*** Data records ***

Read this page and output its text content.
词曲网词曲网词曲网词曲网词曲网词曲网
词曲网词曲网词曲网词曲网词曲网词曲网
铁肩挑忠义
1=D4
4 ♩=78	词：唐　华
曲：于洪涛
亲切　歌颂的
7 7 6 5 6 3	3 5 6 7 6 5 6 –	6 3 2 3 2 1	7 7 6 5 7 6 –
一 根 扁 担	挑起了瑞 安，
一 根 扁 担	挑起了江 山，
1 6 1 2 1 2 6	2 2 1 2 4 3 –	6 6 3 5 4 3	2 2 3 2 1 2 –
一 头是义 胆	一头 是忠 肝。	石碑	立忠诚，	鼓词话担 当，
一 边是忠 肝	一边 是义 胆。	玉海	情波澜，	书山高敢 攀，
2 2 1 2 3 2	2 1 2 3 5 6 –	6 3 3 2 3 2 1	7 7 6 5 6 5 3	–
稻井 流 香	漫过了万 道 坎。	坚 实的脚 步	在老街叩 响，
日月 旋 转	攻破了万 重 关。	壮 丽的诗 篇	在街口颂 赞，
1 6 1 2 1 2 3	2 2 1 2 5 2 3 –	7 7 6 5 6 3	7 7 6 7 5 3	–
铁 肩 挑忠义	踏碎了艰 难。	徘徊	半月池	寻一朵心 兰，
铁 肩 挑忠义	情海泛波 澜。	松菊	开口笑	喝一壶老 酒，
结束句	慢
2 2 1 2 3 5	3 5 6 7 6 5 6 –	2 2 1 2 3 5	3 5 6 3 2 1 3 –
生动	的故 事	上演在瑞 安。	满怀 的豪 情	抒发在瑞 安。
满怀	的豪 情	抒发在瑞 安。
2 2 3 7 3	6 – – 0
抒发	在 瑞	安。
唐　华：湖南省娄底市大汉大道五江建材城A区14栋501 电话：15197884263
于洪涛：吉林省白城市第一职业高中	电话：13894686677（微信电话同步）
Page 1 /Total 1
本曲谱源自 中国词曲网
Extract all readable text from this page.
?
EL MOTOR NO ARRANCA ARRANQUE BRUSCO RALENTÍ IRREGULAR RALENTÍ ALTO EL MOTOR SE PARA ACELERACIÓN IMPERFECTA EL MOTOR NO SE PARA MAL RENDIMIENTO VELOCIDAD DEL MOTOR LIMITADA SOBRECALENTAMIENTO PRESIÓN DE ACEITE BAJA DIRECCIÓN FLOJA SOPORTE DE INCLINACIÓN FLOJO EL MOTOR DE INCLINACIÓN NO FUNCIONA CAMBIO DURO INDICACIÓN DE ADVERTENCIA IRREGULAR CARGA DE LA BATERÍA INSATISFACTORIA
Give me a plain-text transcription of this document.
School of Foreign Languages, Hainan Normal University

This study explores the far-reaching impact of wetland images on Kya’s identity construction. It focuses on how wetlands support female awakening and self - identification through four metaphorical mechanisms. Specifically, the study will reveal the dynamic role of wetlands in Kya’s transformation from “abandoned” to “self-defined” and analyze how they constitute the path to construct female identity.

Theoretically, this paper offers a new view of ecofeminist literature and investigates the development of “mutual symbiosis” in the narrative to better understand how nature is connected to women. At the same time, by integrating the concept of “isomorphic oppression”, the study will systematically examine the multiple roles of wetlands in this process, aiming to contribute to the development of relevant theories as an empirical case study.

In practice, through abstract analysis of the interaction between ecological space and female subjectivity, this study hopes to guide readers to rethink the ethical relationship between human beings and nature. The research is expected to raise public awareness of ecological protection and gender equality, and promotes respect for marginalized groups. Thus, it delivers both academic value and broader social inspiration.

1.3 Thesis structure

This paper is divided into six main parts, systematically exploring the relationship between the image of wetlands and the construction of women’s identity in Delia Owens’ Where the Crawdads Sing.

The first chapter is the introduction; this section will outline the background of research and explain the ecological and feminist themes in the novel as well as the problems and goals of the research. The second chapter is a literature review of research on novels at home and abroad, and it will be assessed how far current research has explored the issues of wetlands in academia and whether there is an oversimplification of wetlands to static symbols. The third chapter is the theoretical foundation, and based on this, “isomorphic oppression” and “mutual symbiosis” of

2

***

#### Exercise goal:
Every line of the data above should be reproduced word for word.

#### Correct output:
Read this page and output its text content.
词曲网词曲网词曲网词曲网词曲网词曲网
词曲网词曲网词曲网词曲网词曲网词曲网
铁肩挑忠义
1=D4
4 ♩=78	词：唐　华
曲：于洪涛
亲切　歌颂的
7 7 6 5 6 3	3 5 6 7 6 5 6 –	6 3 2 3 2 1	7 7 6 5 7 6 –
一 根 扁 担	挑起了瑞 安，
一 根 扁 担	挑起了江 山，
1 6 1 2 1 2 6	2 2 1 2 4 3 –	6 6 3 5 4 3	2 2 3 2 1 2 –
一 头是义 胆	一头 是忠 肝。	石碑	立忠诚，	鼓词话担 当，
一 边是忠 肝	一边 是义 胆。	玉海	情波澜，	书山高敢 攀，
2 2 1 2 3 2	2 1 2 3 5 6 –	6 3 3 2 3 2 1	7 7 6 5 6 5 3	–
稻井 流 香	漫过了万 道 坎。	坚 实的脚 步	在老街叩 响，
日月 旋 转	攻破了万 重 关。	壮 丽的诗 篇	在街口颂 赞，
1 6 1 2 1 2 3	2 2 1 2 5 2 3 –	7 7 6 5 6 3	7 7 6 7 5 3	–
铁 肩 挑忠义	踏碎了艰 难。	徘徊	半月池	寻一朵心 兰，
铁 肩 挑忠义	情海泛波 澜。	松菊	开口笑	喝一壶老 酒，
结束句	慢
2 2 1 2 3 5	3 5 6 7 6 5 6 –	2 2 1 2 3 5	3 5 6 3 2 1 3 –
生动	的故 事	上演在瑞 安。	满怀 的豪 情	抒发在瑞 安。
满怀	的豪 情	抒发在瑞 安。
2 2 3 7 3	6 – – 0
抒发	在 瑞	安。
唐　华：湖南省娄底市大汉大道五江建材城A区14栋501 电话：15197884263
于洪涛：吉林省白城市第一职业高中	电话：13894686677（微信电话同步）
Page 1 /Total 1
本曲谱源自 中国词曲网
Extract all readable text from this page.
?
EL MOTOR NO ARRANCA ARRANQUE BRUSCO RALENTÍ IRREGULAR RALENTÍ ALTO EL MOTOR SE PARA ACELERACIÓN IMPERFECTA EL MOTOR NO SE PARA MAL RENDIMIENTO VELOCIDAD DEL MOTOR LIMITADA SOBRECALENTAMIENTO PRESIÓN DE ACEITE BAJA DIRECCIÓN FLOJA SOPORTE DE INCLINACIÓN FLOJO EL MOTOR DE INCLINACIÓN NO FUNCIONA CAMBIO DURO INDICACIÓN DE ADVERTENCIA IRREGULAR CARGA DE LA BATERÍA INSATISFACTORIA
Give me a plain-text transcription of this document.
School of Foreign Languages, Hainan Normal University

This study explores the far-reaching impact of wetland images on Kya’s identity construction. It focuses on how wetlands support female awakening and self - identification through four metaphorical mechanisms. Specifically, the study will reveal the dynamic role of wetlands in Kya’s transformation from “abandoned” to “self-defined” and analyze how they constitute the path to construct female identity.

Theoretically, this paper offers a new view of ecofeminist literature and investigates the development of “mutual symbiosis” in the narrative to better understand how nature is connected to women. At the same time, by integrating the concept of “isomorphic oppression”, the study will systematically examine the multiple roles of wetlands in this process, aiming to contribute to the development of relevant theories as an empirical case study.

In practice, through abstract analysis of the interaction between ecological space and female subjectivity, this study hopes to guide readers to rethink the ethical relationship between human beings and nature. The research is expected to raise public awareness of ecological protection and gender equality, and promotes respect for marginalized groups. Thus, it delivers both academic value and broader social inspiration.

1.3 Thesis structure

This paper is divided into six main parts, systematically exploring the relationship between the image of wetlands and the construction of women’s identity in Delia Owens’ Where the Crawdads Sing.

The first chapter is the introduction; this section will outline the background of research and explain the ecological and feminist themes in the novel as well as the problems and goals of the research. The second chapter is a literature review of research on novels at home and abroad, and it will be assessed how far current research has explored the issues of wetlands in academia and whether there is an oversimplification of wetlands to static symbols. The third chapter is the theoretical foundation, and based on this, “isomorphic oppression” and “mutual symbiosis” of

2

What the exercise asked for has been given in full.